Dataset items

● ● ● ● ● ● ●

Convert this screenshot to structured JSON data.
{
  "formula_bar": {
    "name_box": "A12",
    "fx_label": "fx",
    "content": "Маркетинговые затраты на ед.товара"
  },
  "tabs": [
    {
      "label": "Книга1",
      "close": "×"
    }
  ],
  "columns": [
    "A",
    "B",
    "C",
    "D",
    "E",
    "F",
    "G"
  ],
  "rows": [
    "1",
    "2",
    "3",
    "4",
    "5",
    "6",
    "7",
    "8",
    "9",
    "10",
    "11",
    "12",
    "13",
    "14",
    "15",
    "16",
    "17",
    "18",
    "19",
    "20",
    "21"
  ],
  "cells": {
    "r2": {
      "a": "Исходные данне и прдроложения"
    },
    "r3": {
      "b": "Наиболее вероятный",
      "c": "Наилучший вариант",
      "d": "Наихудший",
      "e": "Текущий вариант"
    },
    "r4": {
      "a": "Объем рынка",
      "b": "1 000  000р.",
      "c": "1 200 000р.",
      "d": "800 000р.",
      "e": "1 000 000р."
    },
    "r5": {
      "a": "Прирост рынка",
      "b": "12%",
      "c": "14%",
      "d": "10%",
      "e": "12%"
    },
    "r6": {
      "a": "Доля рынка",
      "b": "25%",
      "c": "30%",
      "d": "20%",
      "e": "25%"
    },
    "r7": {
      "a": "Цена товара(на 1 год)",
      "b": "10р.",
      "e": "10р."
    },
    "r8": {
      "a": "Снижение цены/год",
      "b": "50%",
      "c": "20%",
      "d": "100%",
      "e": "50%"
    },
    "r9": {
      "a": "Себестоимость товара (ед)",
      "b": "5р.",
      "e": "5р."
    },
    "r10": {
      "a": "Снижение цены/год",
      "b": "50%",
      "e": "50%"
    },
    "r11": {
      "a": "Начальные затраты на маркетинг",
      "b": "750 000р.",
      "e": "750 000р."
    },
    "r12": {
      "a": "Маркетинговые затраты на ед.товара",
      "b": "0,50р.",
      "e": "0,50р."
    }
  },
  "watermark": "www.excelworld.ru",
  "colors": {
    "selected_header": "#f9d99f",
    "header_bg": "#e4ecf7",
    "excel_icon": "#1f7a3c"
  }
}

● ● ● ● ● ● ●

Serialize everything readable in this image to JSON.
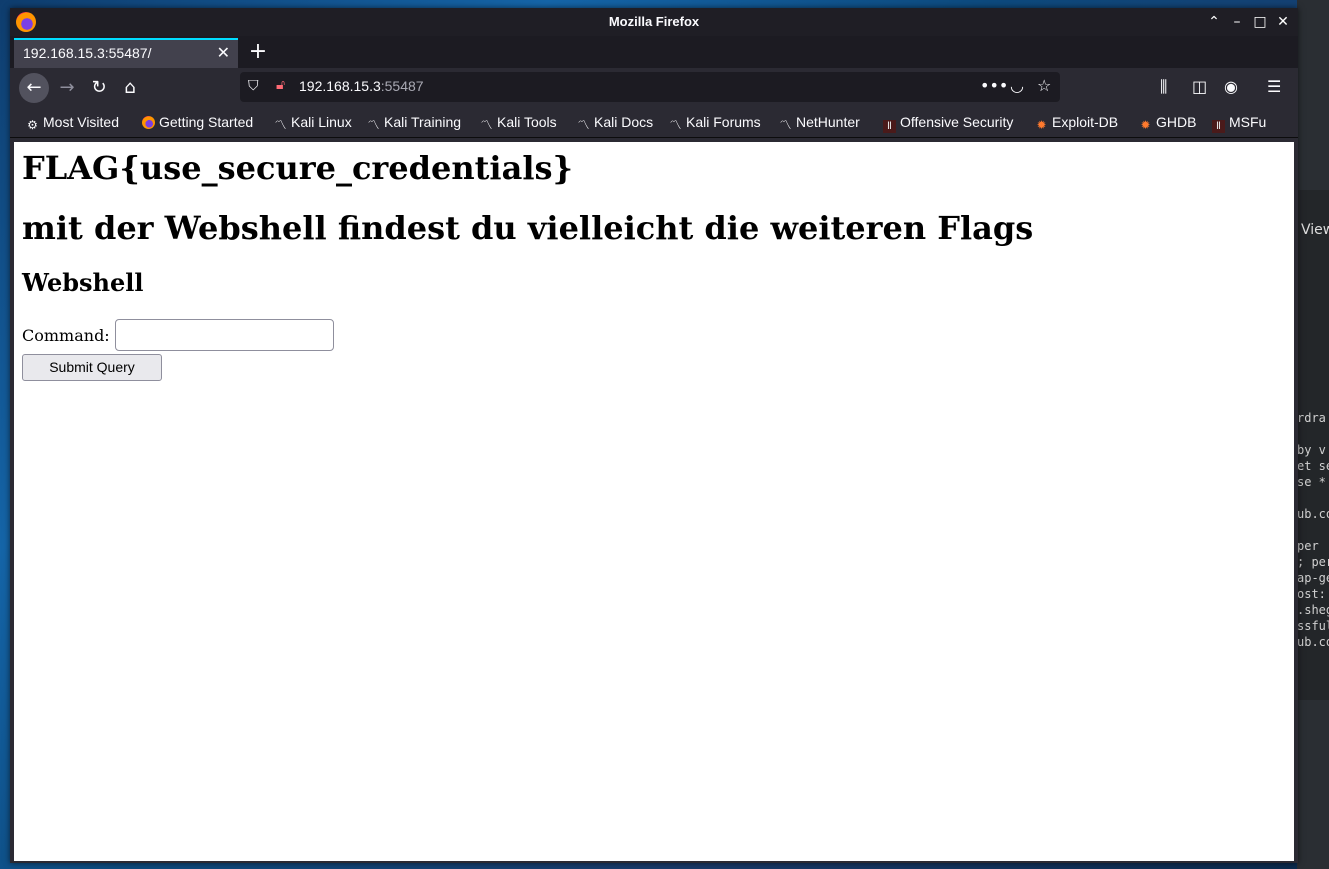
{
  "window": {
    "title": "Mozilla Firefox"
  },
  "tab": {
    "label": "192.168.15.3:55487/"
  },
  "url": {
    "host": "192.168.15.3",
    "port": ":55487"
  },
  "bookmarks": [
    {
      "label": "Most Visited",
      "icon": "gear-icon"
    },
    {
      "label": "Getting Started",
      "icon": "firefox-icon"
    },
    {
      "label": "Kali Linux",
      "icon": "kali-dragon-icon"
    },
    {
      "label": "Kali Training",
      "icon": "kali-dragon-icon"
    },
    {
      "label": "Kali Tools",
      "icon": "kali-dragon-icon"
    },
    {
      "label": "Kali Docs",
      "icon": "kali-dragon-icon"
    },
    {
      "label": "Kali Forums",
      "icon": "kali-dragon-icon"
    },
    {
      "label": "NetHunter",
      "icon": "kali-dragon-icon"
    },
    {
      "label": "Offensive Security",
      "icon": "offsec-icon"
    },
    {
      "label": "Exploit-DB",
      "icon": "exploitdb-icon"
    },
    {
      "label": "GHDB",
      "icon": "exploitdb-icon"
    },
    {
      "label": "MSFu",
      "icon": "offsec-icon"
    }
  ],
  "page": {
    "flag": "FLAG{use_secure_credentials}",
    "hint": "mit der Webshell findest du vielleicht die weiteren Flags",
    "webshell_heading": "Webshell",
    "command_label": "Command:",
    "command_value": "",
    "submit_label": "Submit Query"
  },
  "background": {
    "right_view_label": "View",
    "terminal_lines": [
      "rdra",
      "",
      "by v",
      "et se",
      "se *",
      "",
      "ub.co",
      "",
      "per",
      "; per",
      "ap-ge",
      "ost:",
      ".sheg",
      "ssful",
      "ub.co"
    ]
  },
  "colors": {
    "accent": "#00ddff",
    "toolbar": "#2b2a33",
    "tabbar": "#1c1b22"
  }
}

● ● ● ● ● ● ●

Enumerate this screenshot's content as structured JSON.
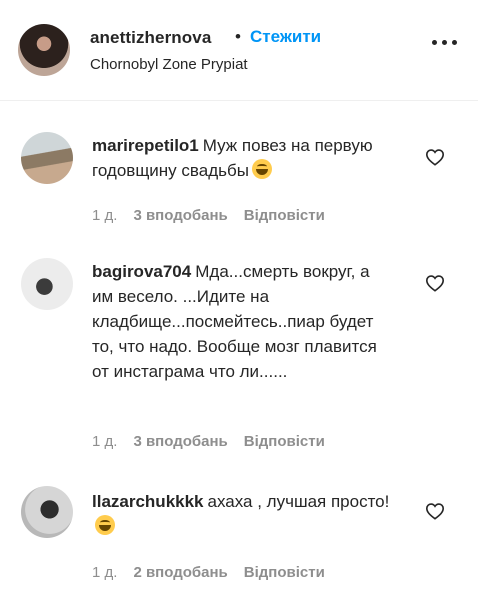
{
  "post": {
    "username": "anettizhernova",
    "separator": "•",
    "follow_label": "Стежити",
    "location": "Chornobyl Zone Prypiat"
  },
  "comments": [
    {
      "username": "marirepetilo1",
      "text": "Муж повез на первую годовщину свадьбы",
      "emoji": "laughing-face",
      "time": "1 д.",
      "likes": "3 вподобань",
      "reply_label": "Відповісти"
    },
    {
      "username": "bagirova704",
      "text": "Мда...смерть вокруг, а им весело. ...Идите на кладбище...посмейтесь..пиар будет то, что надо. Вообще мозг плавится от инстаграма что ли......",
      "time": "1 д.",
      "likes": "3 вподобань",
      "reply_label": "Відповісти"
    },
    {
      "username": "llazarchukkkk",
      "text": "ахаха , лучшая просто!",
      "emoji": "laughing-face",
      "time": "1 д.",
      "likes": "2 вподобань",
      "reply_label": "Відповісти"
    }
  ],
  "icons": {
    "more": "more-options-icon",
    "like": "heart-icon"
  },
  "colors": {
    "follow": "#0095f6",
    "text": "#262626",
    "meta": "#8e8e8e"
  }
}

● ● ● ● ● ● ●

Write the number of lines containing the word "structured" and nothing besides it.

# Output for this exercise
2